[start of EXTRACTED INFORMATION]

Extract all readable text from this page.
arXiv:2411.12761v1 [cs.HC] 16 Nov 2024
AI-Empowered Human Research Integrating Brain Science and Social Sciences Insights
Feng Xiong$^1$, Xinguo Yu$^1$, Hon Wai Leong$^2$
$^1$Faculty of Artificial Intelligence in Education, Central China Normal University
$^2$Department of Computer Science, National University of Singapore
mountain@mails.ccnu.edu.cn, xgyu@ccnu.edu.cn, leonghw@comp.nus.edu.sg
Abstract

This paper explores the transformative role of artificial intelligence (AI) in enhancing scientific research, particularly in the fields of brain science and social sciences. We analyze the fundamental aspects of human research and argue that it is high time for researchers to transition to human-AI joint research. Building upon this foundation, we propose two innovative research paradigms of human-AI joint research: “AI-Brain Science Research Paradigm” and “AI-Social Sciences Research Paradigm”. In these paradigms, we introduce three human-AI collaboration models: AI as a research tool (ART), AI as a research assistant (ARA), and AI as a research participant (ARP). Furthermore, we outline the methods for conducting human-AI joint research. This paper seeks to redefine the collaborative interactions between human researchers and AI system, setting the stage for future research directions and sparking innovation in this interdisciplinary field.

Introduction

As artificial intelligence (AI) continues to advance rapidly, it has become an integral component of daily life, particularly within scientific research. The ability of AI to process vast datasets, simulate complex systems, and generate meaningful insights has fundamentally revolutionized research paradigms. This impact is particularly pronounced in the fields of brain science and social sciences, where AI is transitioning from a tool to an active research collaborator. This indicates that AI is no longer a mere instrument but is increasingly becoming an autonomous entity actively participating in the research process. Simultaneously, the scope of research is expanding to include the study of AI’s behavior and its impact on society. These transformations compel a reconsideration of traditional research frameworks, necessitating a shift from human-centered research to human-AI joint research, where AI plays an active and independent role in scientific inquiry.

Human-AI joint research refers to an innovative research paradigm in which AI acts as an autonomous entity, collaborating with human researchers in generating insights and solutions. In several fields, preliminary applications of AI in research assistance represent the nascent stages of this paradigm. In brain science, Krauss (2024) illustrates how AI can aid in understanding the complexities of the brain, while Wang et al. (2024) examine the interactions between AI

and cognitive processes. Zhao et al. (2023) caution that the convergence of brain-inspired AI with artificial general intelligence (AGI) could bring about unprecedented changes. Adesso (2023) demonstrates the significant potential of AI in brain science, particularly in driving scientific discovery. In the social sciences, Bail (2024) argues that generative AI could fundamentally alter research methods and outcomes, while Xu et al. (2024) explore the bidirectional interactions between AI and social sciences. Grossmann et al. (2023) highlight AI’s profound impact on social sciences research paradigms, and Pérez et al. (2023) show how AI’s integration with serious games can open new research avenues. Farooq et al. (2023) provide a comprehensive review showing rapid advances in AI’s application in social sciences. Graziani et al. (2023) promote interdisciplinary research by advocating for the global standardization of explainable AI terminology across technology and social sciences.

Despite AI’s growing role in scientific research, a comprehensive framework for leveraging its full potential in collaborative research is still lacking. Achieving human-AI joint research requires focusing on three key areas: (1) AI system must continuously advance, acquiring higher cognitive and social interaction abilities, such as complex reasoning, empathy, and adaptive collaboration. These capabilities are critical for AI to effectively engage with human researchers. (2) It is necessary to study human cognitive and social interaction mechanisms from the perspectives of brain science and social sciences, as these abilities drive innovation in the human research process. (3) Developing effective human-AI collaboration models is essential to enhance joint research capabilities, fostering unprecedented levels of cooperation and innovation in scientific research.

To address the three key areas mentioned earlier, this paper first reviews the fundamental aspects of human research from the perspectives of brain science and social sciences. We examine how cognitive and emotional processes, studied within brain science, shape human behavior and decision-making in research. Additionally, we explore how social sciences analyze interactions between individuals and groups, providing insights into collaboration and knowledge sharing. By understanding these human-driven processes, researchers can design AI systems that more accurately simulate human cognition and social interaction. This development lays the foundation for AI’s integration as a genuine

[end of EXTRACTED INFORMATION]

EXERCISE TASK>
Copy out each line of the listing that holds "University".

FINISHED TASK>
$^1$Faculty of Artificial Intelligence in Education, Central China Normal University
$^2$Department of Computer Science, National University of Singapore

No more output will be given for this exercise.